No images are to be carried over; print all other material exactly as it stands.

........

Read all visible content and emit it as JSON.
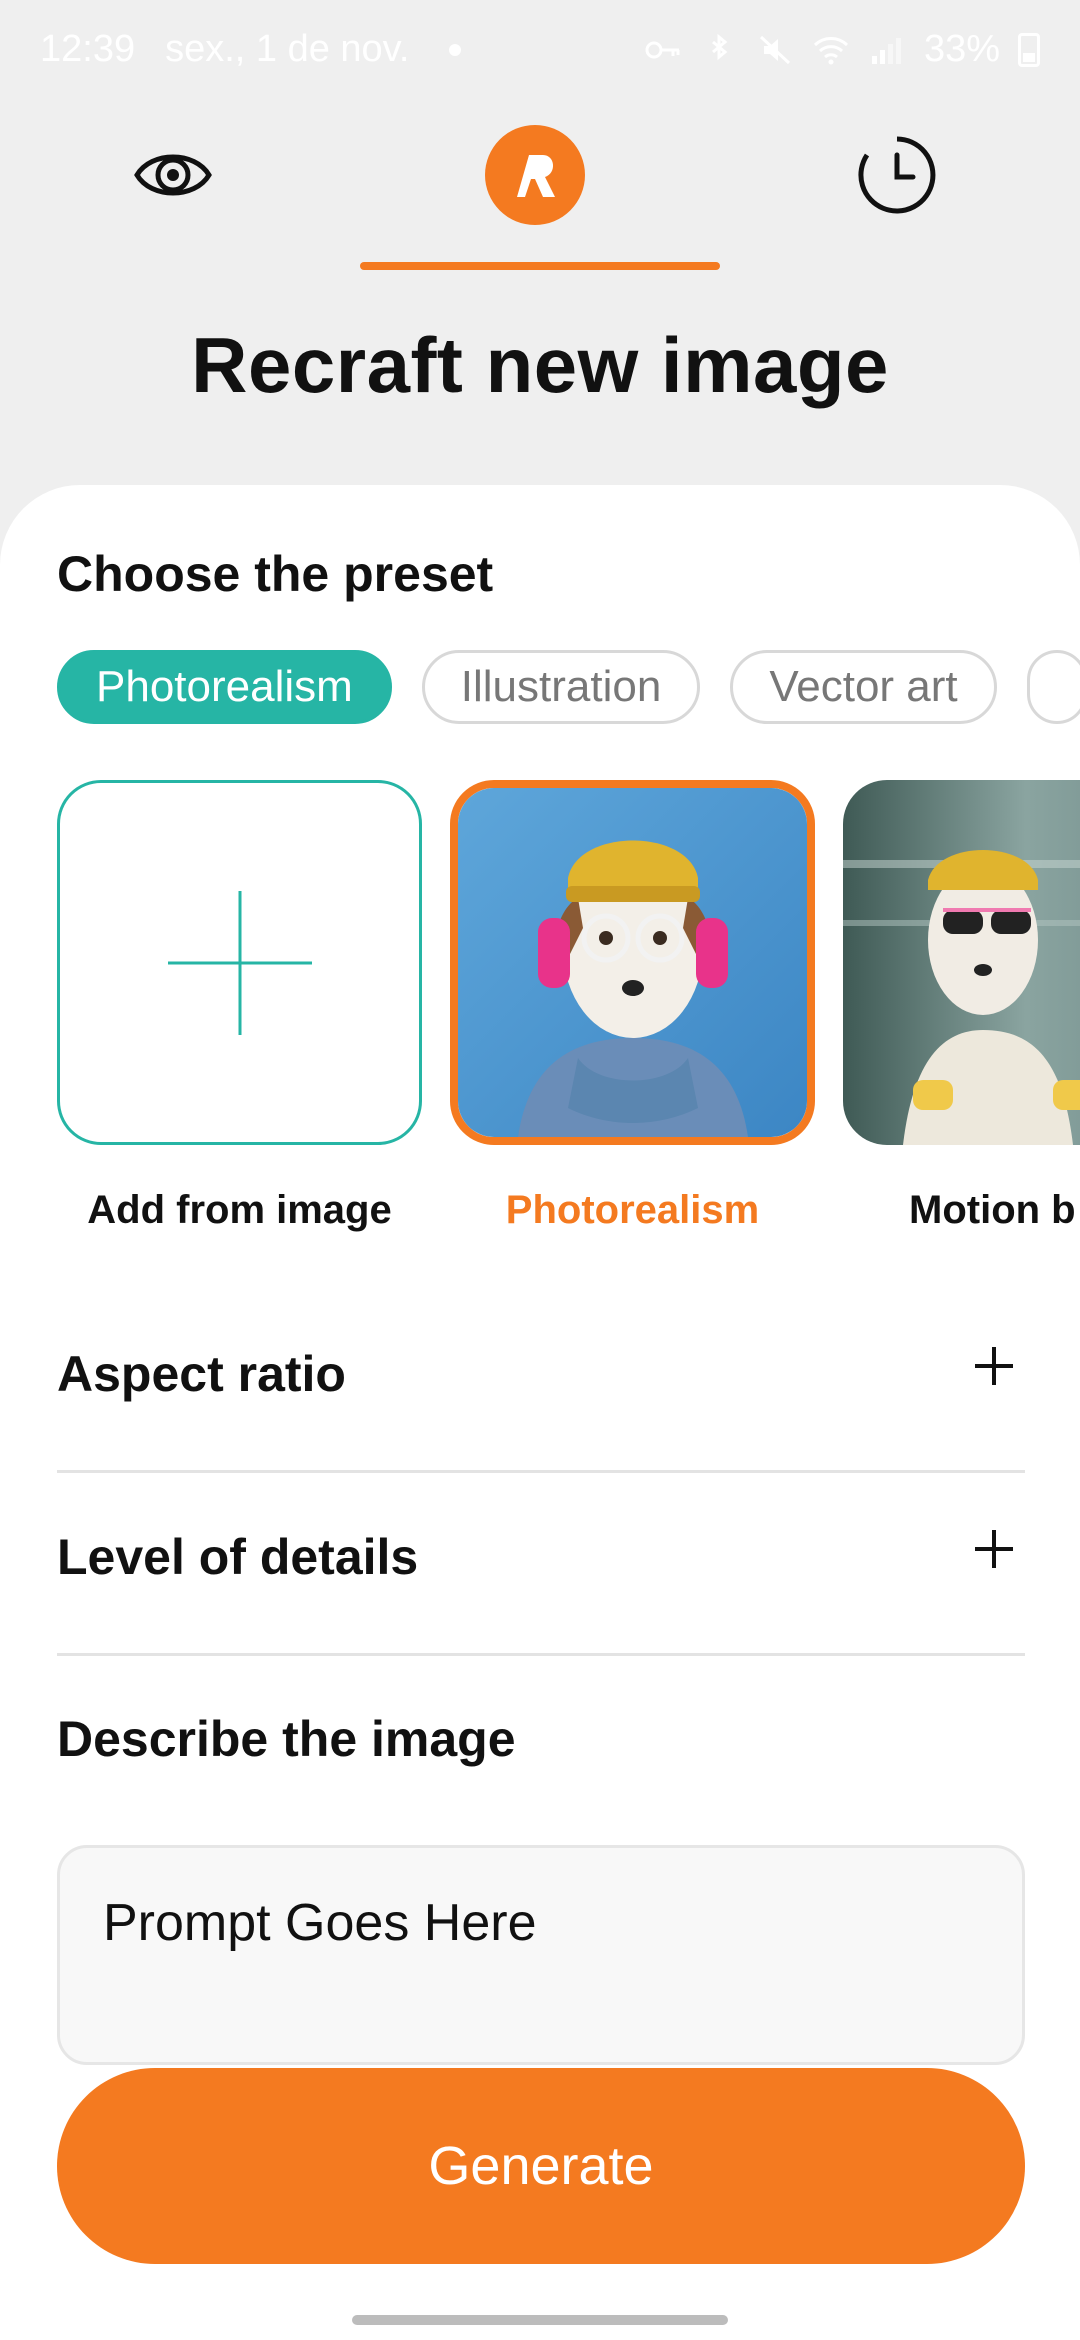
{
  "status_bar": {
    "time": "12:39",
    "date": "sex., 1 de nov.",
    "battery": "33%"
  },
  "nav": {
    "items": [
      {
        "icon": "eye-icon",
        "active": false
      },
      {
        "icon": "recraft-logo-icon",
        "active": true,
        "logo_letter": "R"
      },
      {
        "icon": "history-clock-icon",
        "active": false
      }
    ],
    "accent": "#f47a20"
  },
  "title": "Recraft new image",
  "preset": {
    "heading": "Choose the preset",
    "chips": [
      {
        "label": "Photorealism",
        "active": true
      },
      {
        "label": "Illustration",
        "active": false
      },
      {
        "label": "Vector art",
        "active": false
      }
    ],
    "tiles": [
      {
        "label": "Add from image",
        "icon": "plus-icon"
      },
      {
        "label": "Photorealism",
        "selected": true
      },
      {
        "label": "Motion b"
      }
    ]
  },
  "aspect_ratio": {
    "title": "Aspect ratio",
    "icon": "plus-icon"
  },
  "level_of_details": {
    "title": "Level of details",
    "icon": "plus-icon"
  },
  "describe": {
    "heading": "Describe the image",
    "value": "Prompt Goes Here"
  },
  "generate_label": "Generate",
  "colors": {
    "teal": "#26b5a5",
    "orange": "#f47a20"
  }
}
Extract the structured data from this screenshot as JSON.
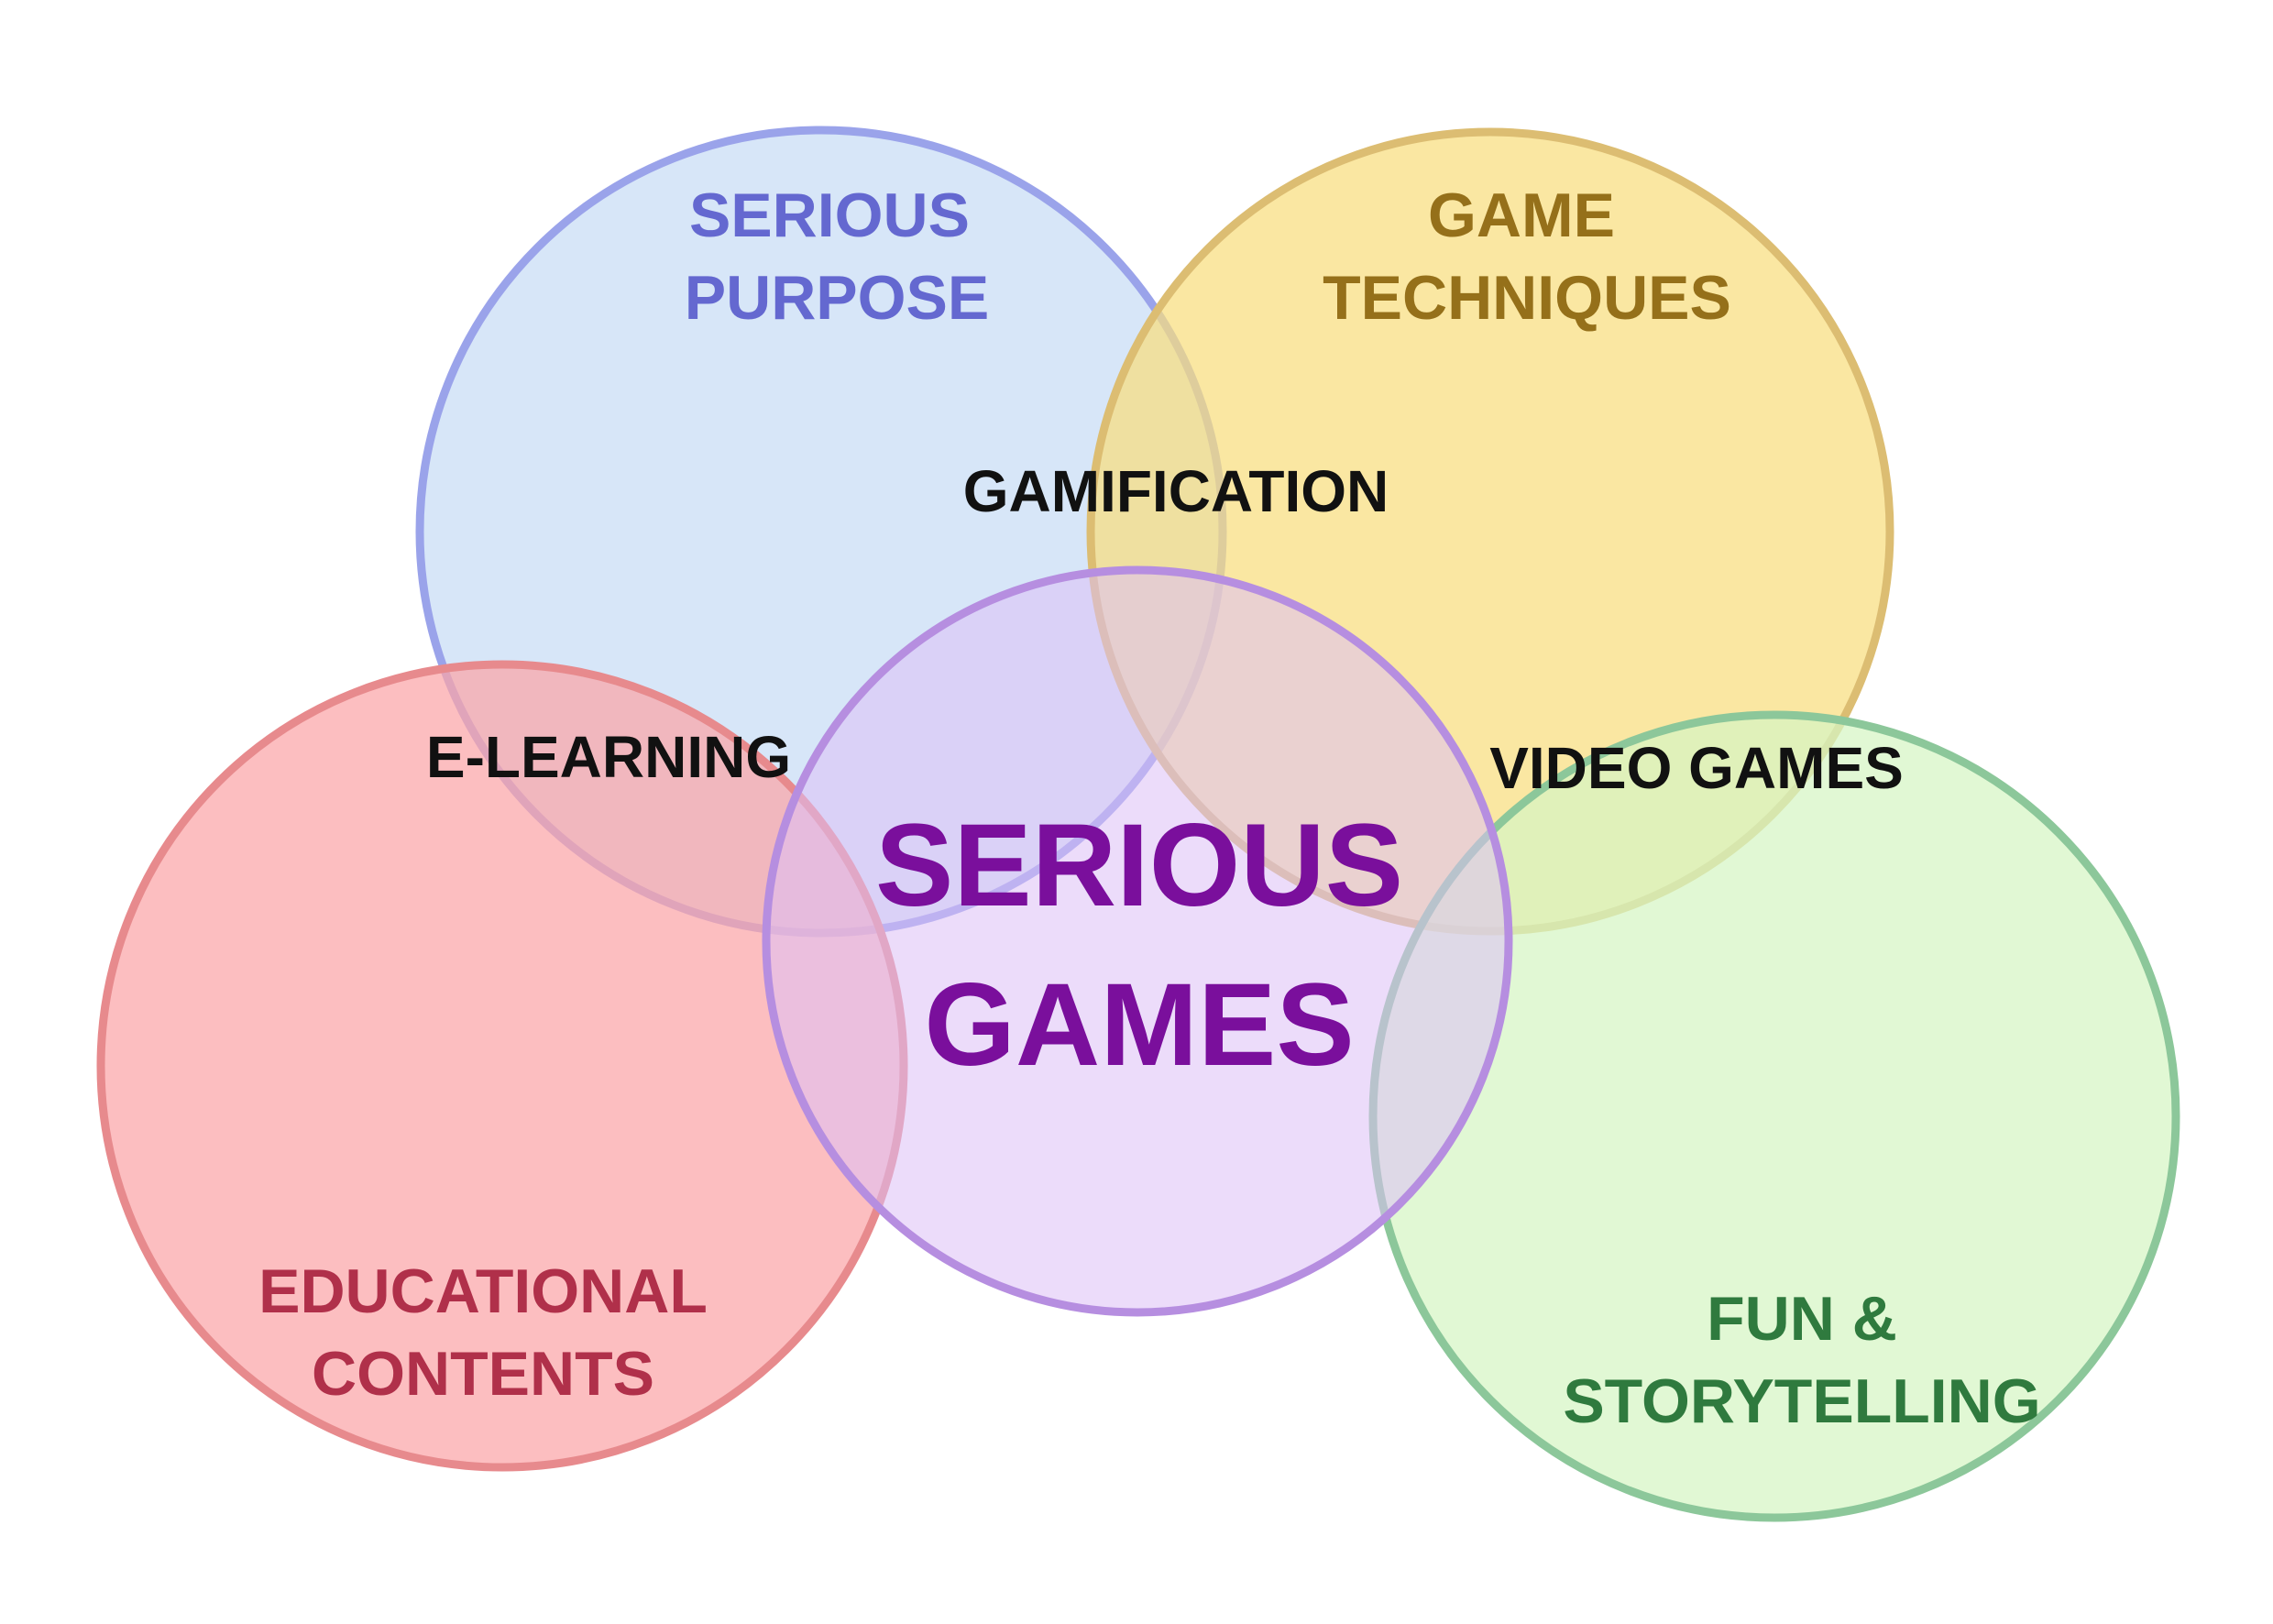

........

**ANSWER TO THIS TASK**
Read all visible content and emit it as JSON.
{
  "status_bar": {
    "time": "12:39",
    "date": "sex., 1 de nov.",
    "battery": "33%"
  },
  "nav": {
    "items": [
      {
        "icon": "eye-icon",
        "active": false
      },
      {
        "icon": "recraft-logo-icon",
        "active": true,
        "logo_letter": "R"
      },
      {
        "icon": "history-clock-icon",
        "active": false
      }
    ],
    "accent": "#f47a20"
  },
  "title": "Recraft new image",
  "preset": {
    "heading": "Choose the preset",
    "chips": [
      {
        "label": "Photorealism",
        "active": true
      },
      {
        "label": "Illustration",
        "active": false
      },
      {
        "label": "Vector art",
        "active": false
      }
    ],
    "tiles": [
      {
        "label": "Add from image",
        "icon": "plus-icon"
      },
      {
        "label": "Photorealism",
        "selected": true
      },
      {
        "label": "Motion b"
      }
    ]
  },
  "aspect_ratio": {
    "title": "Aspect ratio",
    "icon": "plus-icon"
  },
  "level_of_details": {
    "title": "Level of details",
    "icon": "plus-icon"
  },
  "describe": {
    "heading": "Describe the image",
    "value": "Prompt Goes Here"
  },
  "generate_label": "Generate",
  "colors": {
    "teal": "#26b5a5",
    "orange": "#f47a20"
  }
}
Extract the structured data from this screenshot as JSON.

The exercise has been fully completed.